▶ [PROVIDED RECORDS]:
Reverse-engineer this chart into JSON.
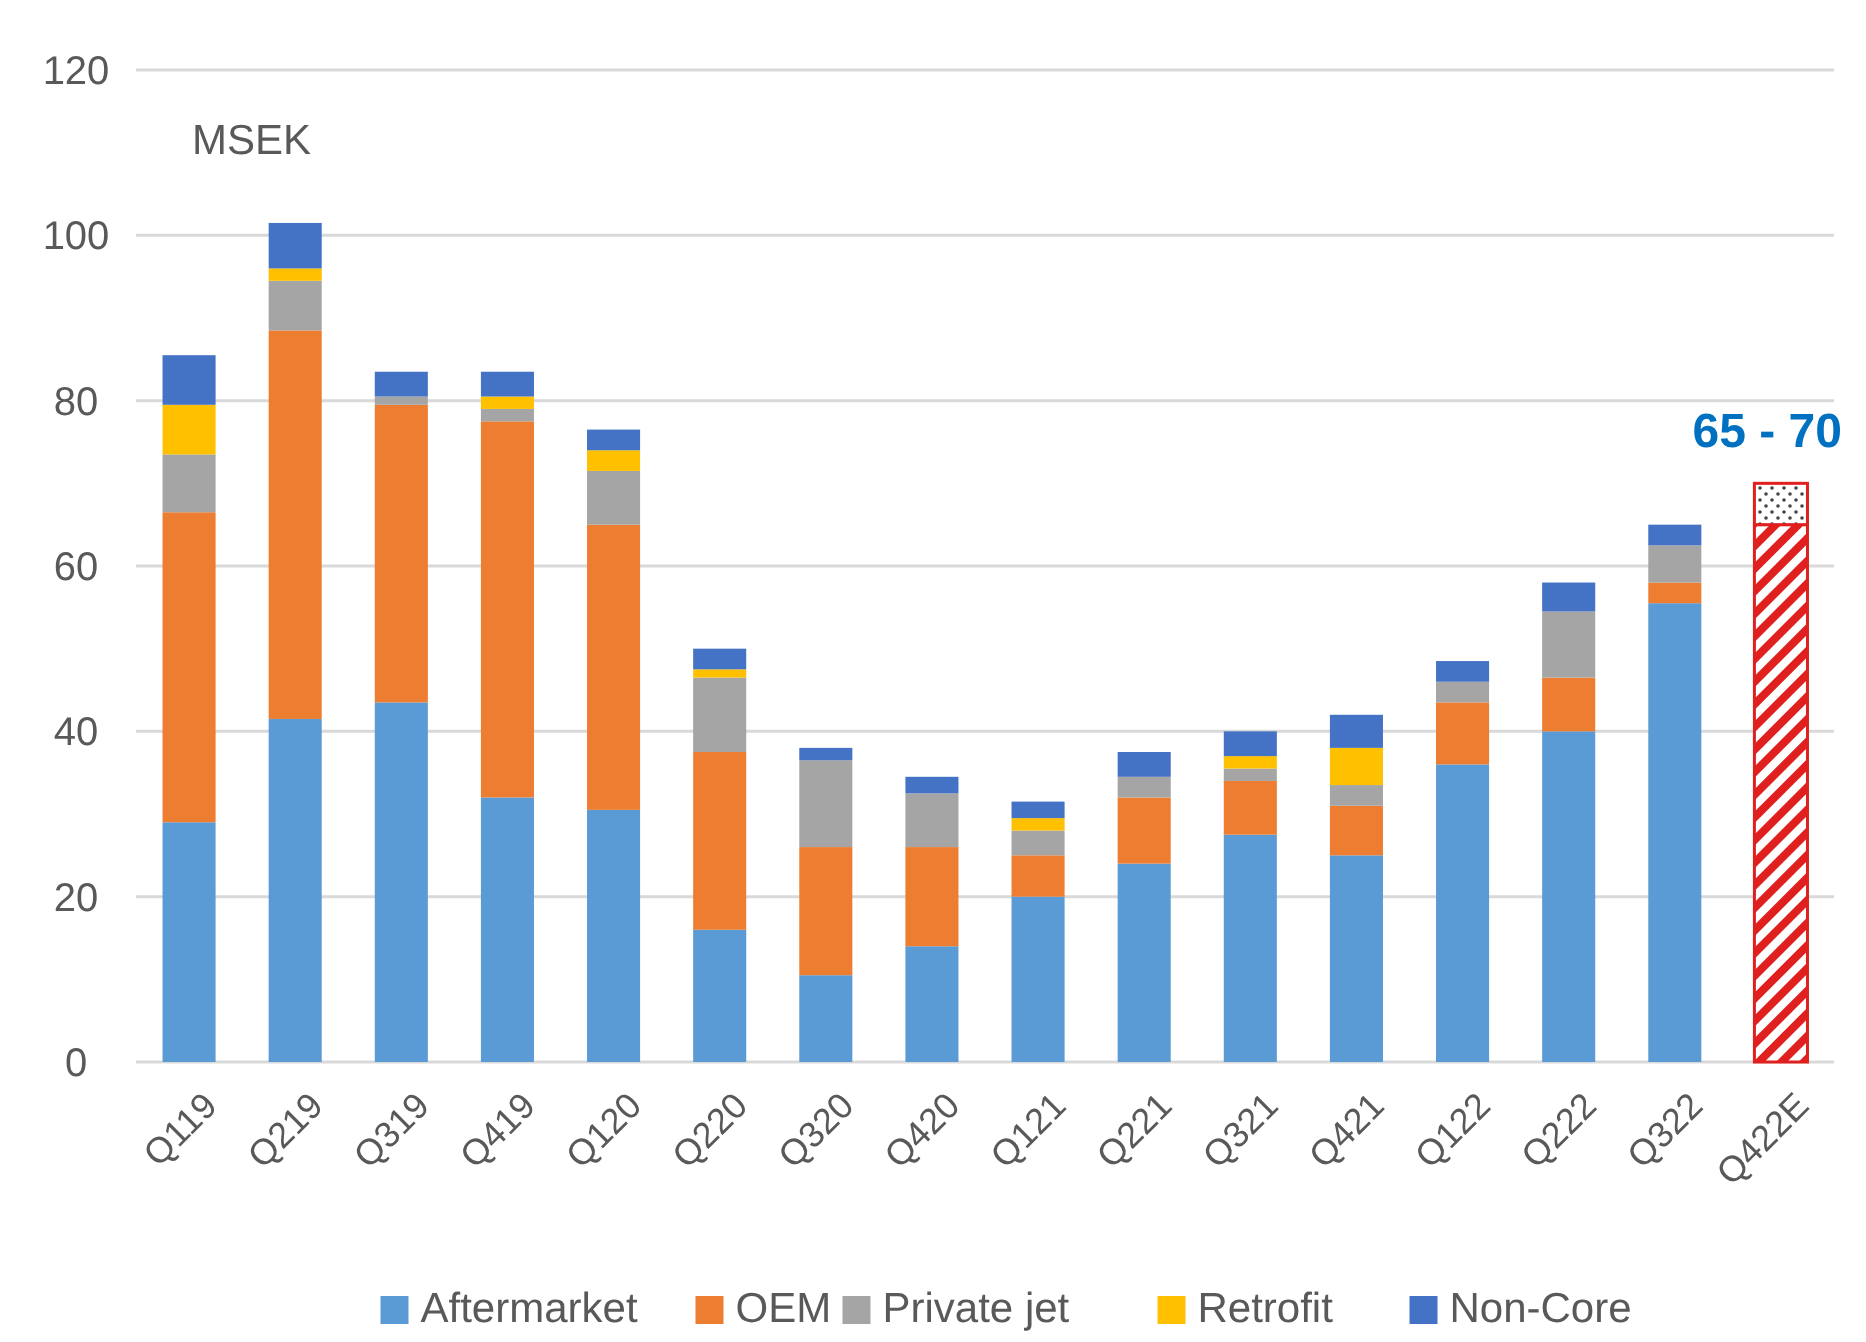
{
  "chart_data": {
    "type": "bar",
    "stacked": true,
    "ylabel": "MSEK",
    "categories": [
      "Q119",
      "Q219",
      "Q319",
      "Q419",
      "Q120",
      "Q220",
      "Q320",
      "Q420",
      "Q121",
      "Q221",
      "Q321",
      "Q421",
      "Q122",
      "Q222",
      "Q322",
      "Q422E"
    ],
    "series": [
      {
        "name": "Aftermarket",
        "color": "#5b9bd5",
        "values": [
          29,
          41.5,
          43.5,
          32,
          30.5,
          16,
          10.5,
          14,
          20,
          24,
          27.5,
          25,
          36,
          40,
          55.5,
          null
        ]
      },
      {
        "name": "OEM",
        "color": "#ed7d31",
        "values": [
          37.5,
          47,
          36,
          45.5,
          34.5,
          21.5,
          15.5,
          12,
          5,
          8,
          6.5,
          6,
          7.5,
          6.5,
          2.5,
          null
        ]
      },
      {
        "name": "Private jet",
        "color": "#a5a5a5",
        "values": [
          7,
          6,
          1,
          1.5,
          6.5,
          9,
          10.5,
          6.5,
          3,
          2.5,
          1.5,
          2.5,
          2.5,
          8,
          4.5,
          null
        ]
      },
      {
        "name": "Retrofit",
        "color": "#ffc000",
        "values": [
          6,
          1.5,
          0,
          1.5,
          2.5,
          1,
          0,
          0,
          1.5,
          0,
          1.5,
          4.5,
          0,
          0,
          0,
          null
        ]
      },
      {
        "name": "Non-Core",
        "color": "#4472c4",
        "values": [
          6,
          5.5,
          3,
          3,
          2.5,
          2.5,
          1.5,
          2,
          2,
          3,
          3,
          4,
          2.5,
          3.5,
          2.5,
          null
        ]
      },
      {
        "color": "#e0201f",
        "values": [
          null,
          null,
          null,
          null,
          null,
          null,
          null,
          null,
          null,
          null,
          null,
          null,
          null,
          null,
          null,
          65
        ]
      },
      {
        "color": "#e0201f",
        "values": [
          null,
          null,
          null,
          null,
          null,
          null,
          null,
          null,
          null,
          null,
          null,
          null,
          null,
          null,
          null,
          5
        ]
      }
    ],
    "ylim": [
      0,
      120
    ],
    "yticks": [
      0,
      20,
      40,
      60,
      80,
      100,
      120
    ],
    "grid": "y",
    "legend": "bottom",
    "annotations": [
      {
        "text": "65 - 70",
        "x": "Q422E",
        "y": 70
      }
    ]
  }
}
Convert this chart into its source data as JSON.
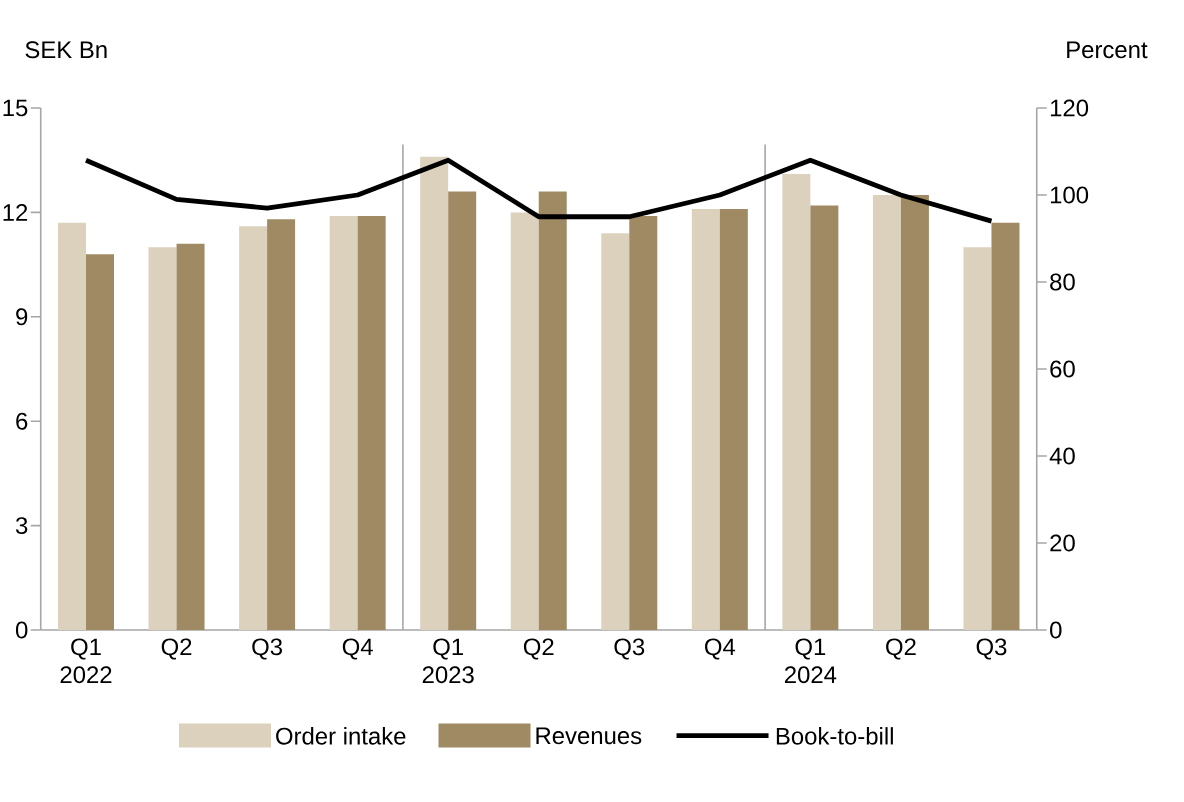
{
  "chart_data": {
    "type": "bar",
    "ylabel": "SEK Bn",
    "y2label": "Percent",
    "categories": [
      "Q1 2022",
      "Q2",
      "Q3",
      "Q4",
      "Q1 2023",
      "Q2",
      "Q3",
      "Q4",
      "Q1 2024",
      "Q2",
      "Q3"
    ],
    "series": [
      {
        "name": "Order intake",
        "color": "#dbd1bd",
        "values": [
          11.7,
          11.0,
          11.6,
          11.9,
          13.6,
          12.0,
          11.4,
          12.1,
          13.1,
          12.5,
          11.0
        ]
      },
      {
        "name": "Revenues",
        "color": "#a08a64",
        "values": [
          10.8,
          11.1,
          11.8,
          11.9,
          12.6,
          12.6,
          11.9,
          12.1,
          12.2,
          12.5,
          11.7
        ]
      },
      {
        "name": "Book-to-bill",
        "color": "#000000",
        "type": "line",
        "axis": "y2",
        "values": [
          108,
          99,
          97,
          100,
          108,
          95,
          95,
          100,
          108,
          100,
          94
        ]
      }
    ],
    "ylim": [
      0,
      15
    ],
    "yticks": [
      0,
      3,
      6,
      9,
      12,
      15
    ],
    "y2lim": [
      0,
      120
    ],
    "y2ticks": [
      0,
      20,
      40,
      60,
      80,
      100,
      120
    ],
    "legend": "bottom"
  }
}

▶ [WORK TO BE COMPLETED]:
Ignore the images and quote every line of the listing exactly.

▶ [FINAL ANSWER]:
Reverse-engineer this chart into JSON.
{
  "chart_data": {
    "type": "bar",
    "stacked": true,
    "ylabel": "MSEK",
    "categories": [
      "Q119",
      "Q219",
      "Q319",
      "Q419",
      "Q120",
      "Q220",
      "Q320",
      "Q420",
      "Q121",
      "Q221",
      "Q321",
      "Q421",
      "Q122",
      "Q222",
      "Q322",
      "Q422E"
    ],
    "series": [
      {
        "name": "Aftermarket",
        "color": "#5b9bd5",
        "values": [
          29,
          41.5,
          43.5,
          32,
          30.5,
          16,
          10.5,
          14,
          20,
          24,
          27.5,
          25,
          36,
          40,
          55.5,
          null
        ]
      },
      {
        "name": "OEM",
        "color": "#ed7d31",
        "values": [
          37.5,
          47,
          36,
          45.5,
          34.5,
          21.5,
          15.5,
          12,
          5,
          8,
          6.5,
          6,
          7.5,
          6.5,
          2.5,
          null
        ]
      },
      {
        "name": "Private jet",
        "color": "#a5a5a5",
        "values": [
          7,
          6,
          1,
          1.5,
          6.5,
          9,
          10.5,
          6.5,
          3,
          2.5,
          1.5,
          2.5,
          2.5,
          8,
          4.5,
          null
        ]
      },
      {
        "name": "Retrofit",
        "color": "#ffc000",
        "values": [
          6,
          1.5,
          0,
          1.5,
          2.5,
          1,
          0,
          0,
          1.5,
          0,
          1.5,
          4.5,
          0,
          0,
          0,
          null
        ]
      },
      {
        "name": "Non-Core",
        "color": "#4472c4",
        "values": [
          6,
          5.5,
          3,
          3,
          2.5,
          2.5,
          1.5,
          2,
          2,
          3,
          3,
          4,
          2.5,
          3.5,
          2.5,
          null
        ]
      },
      {
        "color": "#e0201f",
        "values": [
          null,
          null,
          null,
          null,
          null,
          null,
          null,
          null,
          null,
          null,
          null,
          null,
          null,
          null,
          null,
          65
        ]
      },
      {
        "color": "#e0201f",
        "values": [
          null,
          null,
          null,
          null,
          null,
          null,
          null,
          null,
          null,
          null,
          null,
          null,
          null,
          null,
          null,
          5
        ]
      }
    ],
    "ylim": [
      0,
      120
    ],
    "yticks": [
      0,
      20,
      40,
      60,
      80,
      100,
      120
    ],
    "grid": "y",
    "legend": "bottom",
    "annotations": [
      {
        "text": "65 - 70",
        "x": "Q422E",
        "y": 70
      }
    ]
  }
}
Convert this chart into its source data as JSON.
{
  "chart_data": {
    "type": "bar",
    "ylabel": "SEK Bn",
    "y2label": "Percent",
    "categories": [
      "Q1 2022",
      "Q2",
      "Q3",
      "Q4",
      "Q1 2023",
      "Q2",
      "Q3",
      "Q4",
      "Q1 2024",
      "Q2",
      "Q3"
    ],
    "series": [
      {
        "name": "Order intake",
        "color": "#dbd1bd",
        "values": [
          11.7,
          11.0,
          11.6,
          11.9,
          13.6,
          12.0,
          11.4,
          12.1,
          13.1,
          12.5,
          11.0
        ]
      },
      {
        "name": "Revenues",
        "color": "#a08a64",
        "values": [
          10.8,
          11.1,
          11.8,
          11.9,
          12.6,
          12.6,
          11.9,
          12.1,
          12.2,
          12.5,
          11.7
        ]
      },
      {
        "name": "Book-to-bill",
        "color": "#000000",
        "type": "line",
        "axis": "y2",
        "values": [
          108,
          99,
          97,
          100,
          108,
          95,
          95,
          100,
          108,
          100,
          94
        ]
      }
    ],
    "ylim": [
      0,
      15
    ],
    "yticks": [
      0,
      3,
      6,
      9,
      12,
      15
    ],
    "y2lim": [
      0,
      120
    ],
    "y2ticks": [
      0,
      20,
      40,
      60,
      80,
      100,
      120
    ],
    "legend": "bottom"
  }
}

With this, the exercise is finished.